Exercise prompt: Word for word, restate every line of the material.

Exercise inputs:
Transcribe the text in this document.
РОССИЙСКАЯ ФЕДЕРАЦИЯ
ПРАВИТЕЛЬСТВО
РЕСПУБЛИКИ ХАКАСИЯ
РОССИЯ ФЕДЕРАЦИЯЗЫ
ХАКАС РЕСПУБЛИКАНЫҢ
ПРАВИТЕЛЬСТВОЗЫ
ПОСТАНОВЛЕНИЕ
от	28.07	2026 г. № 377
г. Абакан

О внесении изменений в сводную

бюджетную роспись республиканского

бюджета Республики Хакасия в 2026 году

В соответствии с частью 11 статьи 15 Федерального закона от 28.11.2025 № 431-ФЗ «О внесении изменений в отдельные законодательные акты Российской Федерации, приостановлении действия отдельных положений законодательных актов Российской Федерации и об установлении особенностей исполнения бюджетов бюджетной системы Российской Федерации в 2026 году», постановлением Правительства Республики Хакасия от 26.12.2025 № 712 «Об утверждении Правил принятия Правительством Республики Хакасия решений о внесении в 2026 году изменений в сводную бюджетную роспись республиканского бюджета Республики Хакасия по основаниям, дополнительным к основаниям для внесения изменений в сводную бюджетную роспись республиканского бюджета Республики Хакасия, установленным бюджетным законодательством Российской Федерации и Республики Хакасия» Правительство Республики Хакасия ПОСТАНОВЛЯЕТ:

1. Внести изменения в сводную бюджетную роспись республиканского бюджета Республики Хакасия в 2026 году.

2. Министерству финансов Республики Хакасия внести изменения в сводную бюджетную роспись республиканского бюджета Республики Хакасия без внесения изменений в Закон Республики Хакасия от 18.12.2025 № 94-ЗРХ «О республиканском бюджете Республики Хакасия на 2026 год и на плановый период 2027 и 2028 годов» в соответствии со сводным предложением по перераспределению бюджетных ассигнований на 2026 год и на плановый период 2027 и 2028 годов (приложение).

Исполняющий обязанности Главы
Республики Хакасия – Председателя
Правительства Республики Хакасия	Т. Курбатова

Result:
Transcribe the text in this document.
РОССИЙСКАЯ ФЕДЕРАЦИЯ
ПРАВИТЕЛЬСТВО
РЕСПУБЛИКИ ХАКАСИЯ
РОССИЯ ФЕДЕРАЦИЯЗЫ
ХАКАС РЕСПУБЛИКАНЫҢ
ПРАВИТЕЛЬСТВОЗЫ
ПОСТАНОВЛЕНИЕ
от	28.07	2026 г. № 377
г. Абакан

О внесении изменений в сводную

бюджетную роспись республиканского

бюджета Республики Хакасия в 2026 году

В соответствии с частью 11 статьи 15 Федерального закона от 28.11.2025 № 431-ФЗ «О внесении изменений в отдельные законодательные акты Российской Федерации, приостановлении действия отдельных положений законодательных актов Российской Федерации и об установлении особенностей исполнения бюджетов бюджетной системы Российской Федерации в 2026 году», постановлением Правительства Республики Хакасия от 26.12.2025 № 712 «Об утверждении Правил принятия Правительством Республики Хакасия решений о внесении в 2026 году изменений в сводную бюджетную роспись республиканского бюджета Республики Хакасия по основаниям, дополнительным к основаниям для внесения изменений в сводную бюджетную роспись республиканского бюджета Республики Хакасия, установленным бюджетным законодательством Российской Федерации и Республики Хакасия» Правительство Республики Хакасия ПОСТАНОВЛЯЕТ:

1. Внести изменения в сводную бюджетную роспись республиканского бюджета Республики Хакасия в 2026 году.

2. Министерству финансов Республики Хакасия внести изменения в сводную бюджетную роспись республиканского бюджета Республики Хакасия без внесения изменений в Закон Республики Хакасия от 18.12.2025 № 94-ЗРХ «О республиканском бюджете Республики Хакасия на 2026 год и на плановый период 2027 и 2028 годов» в соответствии со сводным предложением по перераспределению бюджетных ассигнований на 2026 год и на плановый период 2027 и 2028 годов (приложение).

Исполняющий обязанности Главы
Республики Хакасия – Председателя
Правительства Республики Хакасия	Т. Курбатова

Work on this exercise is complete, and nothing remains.